* [Data to process]
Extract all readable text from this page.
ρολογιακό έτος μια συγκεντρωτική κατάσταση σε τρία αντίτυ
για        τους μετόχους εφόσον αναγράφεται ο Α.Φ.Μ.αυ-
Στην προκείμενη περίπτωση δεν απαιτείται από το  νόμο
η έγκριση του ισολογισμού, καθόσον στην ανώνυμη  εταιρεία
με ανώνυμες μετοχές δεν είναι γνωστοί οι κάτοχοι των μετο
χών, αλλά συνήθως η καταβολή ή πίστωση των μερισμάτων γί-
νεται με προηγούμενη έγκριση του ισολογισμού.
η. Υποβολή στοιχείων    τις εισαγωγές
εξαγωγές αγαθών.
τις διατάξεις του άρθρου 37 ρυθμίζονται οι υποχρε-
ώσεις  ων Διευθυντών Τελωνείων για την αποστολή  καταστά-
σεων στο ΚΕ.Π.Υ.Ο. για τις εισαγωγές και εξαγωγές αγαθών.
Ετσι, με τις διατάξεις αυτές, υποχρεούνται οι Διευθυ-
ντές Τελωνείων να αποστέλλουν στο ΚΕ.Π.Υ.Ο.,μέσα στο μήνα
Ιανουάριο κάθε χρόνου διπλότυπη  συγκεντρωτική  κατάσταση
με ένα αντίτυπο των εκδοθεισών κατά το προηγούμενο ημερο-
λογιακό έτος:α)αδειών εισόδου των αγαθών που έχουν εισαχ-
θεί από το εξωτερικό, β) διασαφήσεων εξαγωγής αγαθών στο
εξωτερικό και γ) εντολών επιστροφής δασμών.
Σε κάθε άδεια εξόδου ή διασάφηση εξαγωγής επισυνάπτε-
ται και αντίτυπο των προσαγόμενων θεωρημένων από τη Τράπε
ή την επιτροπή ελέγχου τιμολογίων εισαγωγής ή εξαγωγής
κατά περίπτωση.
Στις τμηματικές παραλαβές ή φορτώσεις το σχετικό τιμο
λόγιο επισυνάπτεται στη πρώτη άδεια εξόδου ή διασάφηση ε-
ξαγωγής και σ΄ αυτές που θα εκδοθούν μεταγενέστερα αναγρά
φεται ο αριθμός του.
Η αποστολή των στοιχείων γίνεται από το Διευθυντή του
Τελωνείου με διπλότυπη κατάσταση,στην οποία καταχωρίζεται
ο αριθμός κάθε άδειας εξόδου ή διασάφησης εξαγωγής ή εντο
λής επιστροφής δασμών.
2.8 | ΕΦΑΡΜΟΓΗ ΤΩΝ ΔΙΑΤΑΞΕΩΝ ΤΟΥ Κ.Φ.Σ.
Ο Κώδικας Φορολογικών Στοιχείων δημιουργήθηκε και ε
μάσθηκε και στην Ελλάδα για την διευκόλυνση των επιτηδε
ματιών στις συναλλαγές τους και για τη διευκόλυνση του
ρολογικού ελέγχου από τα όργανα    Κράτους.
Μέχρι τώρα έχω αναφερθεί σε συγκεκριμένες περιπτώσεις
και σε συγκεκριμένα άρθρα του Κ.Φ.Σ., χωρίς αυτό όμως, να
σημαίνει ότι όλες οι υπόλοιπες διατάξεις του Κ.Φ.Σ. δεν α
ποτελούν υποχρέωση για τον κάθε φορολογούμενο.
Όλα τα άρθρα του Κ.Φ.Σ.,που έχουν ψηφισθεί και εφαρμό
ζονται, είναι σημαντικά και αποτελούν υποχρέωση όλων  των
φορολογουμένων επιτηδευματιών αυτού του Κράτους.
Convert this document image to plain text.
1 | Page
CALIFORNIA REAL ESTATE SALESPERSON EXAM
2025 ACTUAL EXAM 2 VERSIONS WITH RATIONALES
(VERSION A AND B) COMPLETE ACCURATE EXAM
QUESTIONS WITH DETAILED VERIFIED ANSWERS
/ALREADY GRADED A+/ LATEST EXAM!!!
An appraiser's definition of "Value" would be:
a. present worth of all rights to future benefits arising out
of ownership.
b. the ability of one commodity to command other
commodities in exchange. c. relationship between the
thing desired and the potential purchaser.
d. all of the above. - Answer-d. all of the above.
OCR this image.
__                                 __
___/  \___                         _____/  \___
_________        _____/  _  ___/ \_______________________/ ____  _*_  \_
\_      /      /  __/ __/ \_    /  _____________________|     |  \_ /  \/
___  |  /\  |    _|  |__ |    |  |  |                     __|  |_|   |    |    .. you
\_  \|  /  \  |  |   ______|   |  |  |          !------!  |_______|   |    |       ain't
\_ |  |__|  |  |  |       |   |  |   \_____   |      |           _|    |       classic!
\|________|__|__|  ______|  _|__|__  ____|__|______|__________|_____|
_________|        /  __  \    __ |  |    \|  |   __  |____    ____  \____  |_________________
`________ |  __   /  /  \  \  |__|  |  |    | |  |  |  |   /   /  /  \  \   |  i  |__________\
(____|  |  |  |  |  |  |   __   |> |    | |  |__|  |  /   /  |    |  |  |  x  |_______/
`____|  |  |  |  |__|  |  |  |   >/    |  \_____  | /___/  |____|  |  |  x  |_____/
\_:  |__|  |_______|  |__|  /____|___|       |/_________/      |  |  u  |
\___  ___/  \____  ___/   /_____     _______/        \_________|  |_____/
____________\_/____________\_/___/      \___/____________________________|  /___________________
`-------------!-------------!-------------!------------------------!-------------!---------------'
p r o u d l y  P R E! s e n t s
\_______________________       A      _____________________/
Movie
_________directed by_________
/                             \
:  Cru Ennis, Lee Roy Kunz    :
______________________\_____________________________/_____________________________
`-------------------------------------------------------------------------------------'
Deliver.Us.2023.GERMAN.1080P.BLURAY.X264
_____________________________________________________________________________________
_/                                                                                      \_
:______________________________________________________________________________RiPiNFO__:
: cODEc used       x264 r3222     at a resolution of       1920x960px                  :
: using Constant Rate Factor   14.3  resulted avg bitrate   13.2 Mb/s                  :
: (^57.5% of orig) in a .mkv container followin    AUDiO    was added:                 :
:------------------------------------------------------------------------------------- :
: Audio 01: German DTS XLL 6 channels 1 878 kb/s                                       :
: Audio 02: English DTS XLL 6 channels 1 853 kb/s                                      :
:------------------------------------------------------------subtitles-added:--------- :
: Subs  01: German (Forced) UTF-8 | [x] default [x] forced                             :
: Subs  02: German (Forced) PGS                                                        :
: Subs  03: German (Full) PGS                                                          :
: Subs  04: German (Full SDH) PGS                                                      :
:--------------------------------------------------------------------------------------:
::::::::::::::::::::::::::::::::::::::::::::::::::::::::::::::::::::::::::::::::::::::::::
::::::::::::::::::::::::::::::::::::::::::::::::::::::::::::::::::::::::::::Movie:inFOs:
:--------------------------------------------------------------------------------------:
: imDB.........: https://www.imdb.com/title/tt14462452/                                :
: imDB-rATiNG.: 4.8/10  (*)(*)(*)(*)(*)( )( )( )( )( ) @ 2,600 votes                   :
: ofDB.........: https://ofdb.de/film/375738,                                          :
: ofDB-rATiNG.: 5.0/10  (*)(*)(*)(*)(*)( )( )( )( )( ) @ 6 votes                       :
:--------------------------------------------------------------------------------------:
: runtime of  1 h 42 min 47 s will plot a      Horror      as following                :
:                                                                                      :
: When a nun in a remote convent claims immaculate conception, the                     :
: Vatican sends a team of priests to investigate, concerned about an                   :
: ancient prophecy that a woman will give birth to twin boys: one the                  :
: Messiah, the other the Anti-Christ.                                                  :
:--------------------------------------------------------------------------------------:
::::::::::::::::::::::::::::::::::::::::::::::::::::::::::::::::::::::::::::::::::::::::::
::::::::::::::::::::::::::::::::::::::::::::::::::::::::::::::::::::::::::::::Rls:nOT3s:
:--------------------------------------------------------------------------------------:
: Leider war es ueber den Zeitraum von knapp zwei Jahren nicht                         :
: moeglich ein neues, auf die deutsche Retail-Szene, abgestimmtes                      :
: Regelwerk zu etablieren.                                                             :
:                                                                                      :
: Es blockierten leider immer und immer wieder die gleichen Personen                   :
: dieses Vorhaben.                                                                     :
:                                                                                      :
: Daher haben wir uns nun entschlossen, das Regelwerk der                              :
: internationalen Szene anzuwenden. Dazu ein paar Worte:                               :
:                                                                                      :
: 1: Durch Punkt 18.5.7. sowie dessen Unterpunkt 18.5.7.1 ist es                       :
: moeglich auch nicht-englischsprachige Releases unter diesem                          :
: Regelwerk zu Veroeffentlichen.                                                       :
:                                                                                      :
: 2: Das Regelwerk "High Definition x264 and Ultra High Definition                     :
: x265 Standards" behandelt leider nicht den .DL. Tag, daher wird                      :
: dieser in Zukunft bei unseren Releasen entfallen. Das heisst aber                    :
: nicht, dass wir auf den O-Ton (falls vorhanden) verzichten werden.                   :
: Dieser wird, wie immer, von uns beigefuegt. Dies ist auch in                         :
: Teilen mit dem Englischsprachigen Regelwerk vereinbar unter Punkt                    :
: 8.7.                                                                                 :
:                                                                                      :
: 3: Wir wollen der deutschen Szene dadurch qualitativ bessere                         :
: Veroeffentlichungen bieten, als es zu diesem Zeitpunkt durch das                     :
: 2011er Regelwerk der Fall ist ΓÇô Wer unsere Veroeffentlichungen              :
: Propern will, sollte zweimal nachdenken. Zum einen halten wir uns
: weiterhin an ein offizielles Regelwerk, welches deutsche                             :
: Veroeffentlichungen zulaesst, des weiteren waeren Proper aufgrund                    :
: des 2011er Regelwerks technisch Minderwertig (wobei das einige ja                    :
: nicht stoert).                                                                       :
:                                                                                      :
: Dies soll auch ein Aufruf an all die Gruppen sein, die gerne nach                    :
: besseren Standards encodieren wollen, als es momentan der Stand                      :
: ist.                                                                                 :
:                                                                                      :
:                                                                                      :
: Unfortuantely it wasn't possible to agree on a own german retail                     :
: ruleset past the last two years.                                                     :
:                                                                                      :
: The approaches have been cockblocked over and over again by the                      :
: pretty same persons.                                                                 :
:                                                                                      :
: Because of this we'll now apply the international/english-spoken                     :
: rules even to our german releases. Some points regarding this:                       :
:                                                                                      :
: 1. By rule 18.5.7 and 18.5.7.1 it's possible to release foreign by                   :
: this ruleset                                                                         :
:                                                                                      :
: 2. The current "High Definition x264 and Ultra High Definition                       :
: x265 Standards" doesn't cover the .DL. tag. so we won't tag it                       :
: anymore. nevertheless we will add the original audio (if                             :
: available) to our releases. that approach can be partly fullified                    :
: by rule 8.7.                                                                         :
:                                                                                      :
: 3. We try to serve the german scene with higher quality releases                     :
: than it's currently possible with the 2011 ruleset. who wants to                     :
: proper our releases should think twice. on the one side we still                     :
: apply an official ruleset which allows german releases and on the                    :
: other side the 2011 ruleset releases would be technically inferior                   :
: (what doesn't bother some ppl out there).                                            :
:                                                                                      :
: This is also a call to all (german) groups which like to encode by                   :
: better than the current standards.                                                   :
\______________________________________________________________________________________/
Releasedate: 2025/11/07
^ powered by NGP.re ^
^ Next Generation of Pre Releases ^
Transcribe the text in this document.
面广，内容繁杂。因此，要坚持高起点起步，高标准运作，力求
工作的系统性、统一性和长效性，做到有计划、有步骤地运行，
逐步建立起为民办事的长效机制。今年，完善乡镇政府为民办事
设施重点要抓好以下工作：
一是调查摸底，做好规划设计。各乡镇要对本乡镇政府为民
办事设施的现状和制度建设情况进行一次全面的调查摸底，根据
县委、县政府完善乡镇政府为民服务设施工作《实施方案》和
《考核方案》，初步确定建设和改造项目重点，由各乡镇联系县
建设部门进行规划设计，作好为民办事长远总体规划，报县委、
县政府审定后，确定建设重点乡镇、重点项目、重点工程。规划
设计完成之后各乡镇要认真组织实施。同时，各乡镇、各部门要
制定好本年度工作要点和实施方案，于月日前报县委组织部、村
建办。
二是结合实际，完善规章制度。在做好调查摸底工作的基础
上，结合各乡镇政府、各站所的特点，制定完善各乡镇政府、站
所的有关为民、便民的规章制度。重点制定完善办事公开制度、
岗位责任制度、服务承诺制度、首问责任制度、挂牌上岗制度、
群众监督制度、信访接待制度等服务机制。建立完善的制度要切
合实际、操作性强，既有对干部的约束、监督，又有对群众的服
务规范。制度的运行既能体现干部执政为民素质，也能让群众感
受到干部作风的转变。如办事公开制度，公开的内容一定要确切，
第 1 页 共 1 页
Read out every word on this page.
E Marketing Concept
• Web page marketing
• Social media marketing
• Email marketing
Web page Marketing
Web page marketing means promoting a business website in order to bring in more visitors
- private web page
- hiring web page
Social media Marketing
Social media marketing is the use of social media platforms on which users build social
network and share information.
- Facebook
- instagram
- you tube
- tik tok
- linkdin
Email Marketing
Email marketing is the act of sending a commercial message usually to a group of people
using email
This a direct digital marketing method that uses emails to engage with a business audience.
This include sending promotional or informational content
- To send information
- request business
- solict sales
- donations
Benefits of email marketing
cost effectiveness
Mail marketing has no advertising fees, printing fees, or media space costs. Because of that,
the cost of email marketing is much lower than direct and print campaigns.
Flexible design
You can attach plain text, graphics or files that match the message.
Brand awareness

* [What you have to do] Extract every line from the one containing "Transcribe the text in this document." through the last line of the data, inclusive, exactly as written.

* [Expected answer]
Transcribe the text in this document.
面广，内容繁杂。因此，要坚持高起点起步，高标准运作，力求
工作的系统性、统一性和长效性，做到有计划、有步骤地运行，
逐步建立起为民办事的长效机制。今年，完善乡镇政府为民办事
设施重点要抓好以下工作：
一是调查摸底，做好规划设计。各乡镇要对本乡镇政府为民
办事设施的现状和制度建设情况进行一次全面的调查摸底，根据
县委、县政府完善乡镇政府为民服务设施工作《实施方案》和
《考核方案》，初步确定建设和改造项目重点，由各乡镇联系县
建设部门进行规划设计，作好为民办事长远总体规划，报县委、
县政府审定后，确定建设重点乡镇、重点项目、重点工程。规划
设计完成之后各乡镇要认真组织实施。同时，各乡镇、各部门要
制定好本年度工作要点和实施方案，于月日前报县委组织部、村
建办。
二是结合实际，完善规章制度。在做好调查摸底工作的基础
上，结合各乡镇政府、各站所的特点，制定完善各乡镇政府、站
所的有关为民、便民的规章制度。重点制定完善办事公开制度、
岗位责任制度、服务承诺制度、首问责任制度、挂牌上岗制度、
群众监督制度、信访接待制度等服务机制。建立完善的制度要切
合实际、操作性强，既有对干部的约束、监督，又有对群众的服
务规范。制度的运行既能体现干部执政为民素质，也能让群众感
受到干部作风的转变。如办事公开制度，公开的内容一定要确切，
第 1 页 共 1 页
Read out every word on this page.
E Marketing Concept
• Web page marketing
• Social media marketing
• Email marketing
Web page Marketing
Web page marketing means promoting a business website in order to bring in more visitors
- private web page
- hiring web page
Social media Marketing
Social media marketing is the use of social media platforms on which users build social
network and share information.
- Facebook
- instagram
- you tube
- tik tok
- linkdin
Email Marketing
Email marketing is the act of sending a commercial message usually to a group of people
using email
This a direct digital marketing method that uses emails to engage with a business audience.
This include sending promotional or informational content
- To send information
- request business
- solict sales
- donations
Benefits of email marketing
cost effectiveness
Mail marketing has no advertising fees, printing fees, or media space costs. Because of that,
the cost of email marketing is much lower than direct and print campaigns.
Flexible design
You can attach plain text, graphics or files that match the message.
Brand awareness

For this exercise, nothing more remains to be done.